Data extracted from a collection:
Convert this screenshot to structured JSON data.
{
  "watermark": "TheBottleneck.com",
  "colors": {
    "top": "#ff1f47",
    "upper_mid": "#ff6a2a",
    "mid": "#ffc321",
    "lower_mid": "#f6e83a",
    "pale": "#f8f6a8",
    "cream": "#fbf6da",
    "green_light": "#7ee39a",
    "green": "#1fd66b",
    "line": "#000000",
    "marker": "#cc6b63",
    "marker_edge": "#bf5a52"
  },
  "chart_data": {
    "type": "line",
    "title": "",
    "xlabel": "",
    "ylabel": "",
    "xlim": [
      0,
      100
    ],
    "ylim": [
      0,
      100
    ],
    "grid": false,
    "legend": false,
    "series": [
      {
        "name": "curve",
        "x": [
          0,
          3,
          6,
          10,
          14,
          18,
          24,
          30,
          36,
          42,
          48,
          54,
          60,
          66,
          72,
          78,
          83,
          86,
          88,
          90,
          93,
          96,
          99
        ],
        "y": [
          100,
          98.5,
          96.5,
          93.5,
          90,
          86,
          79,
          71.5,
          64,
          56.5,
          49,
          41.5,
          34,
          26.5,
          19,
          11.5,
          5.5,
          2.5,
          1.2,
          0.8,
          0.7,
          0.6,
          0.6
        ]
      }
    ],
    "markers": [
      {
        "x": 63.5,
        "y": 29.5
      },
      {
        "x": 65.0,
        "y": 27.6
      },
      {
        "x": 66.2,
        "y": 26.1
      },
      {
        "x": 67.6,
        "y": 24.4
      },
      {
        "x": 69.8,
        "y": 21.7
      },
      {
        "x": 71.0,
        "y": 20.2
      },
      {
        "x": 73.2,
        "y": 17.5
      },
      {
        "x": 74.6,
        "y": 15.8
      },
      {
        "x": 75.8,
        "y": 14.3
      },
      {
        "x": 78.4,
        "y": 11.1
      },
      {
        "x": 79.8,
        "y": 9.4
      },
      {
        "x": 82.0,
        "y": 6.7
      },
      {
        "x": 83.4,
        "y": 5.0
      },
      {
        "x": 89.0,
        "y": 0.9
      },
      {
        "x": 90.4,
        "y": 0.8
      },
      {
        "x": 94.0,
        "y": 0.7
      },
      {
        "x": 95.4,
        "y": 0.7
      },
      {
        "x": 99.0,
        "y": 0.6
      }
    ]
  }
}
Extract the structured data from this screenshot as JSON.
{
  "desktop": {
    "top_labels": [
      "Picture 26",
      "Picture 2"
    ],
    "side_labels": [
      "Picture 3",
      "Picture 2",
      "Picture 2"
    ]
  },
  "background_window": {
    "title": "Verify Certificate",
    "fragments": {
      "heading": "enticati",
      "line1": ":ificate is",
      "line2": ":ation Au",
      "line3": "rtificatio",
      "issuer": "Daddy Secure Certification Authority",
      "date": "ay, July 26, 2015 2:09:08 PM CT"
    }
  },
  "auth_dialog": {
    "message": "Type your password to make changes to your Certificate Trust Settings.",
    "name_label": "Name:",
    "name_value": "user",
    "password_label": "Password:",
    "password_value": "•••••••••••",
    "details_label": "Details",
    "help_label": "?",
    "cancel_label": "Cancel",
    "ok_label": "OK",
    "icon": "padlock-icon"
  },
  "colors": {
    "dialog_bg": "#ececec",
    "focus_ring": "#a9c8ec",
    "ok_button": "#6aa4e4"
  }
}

WHAT IS BEING ASKED: In the records above, locate every line with the string "Certificate" and copy it.

TASK RESULT:
    "title": "Verify Certificate",
    "message": "Type your password to make changes to your Certificate Trust Settings.",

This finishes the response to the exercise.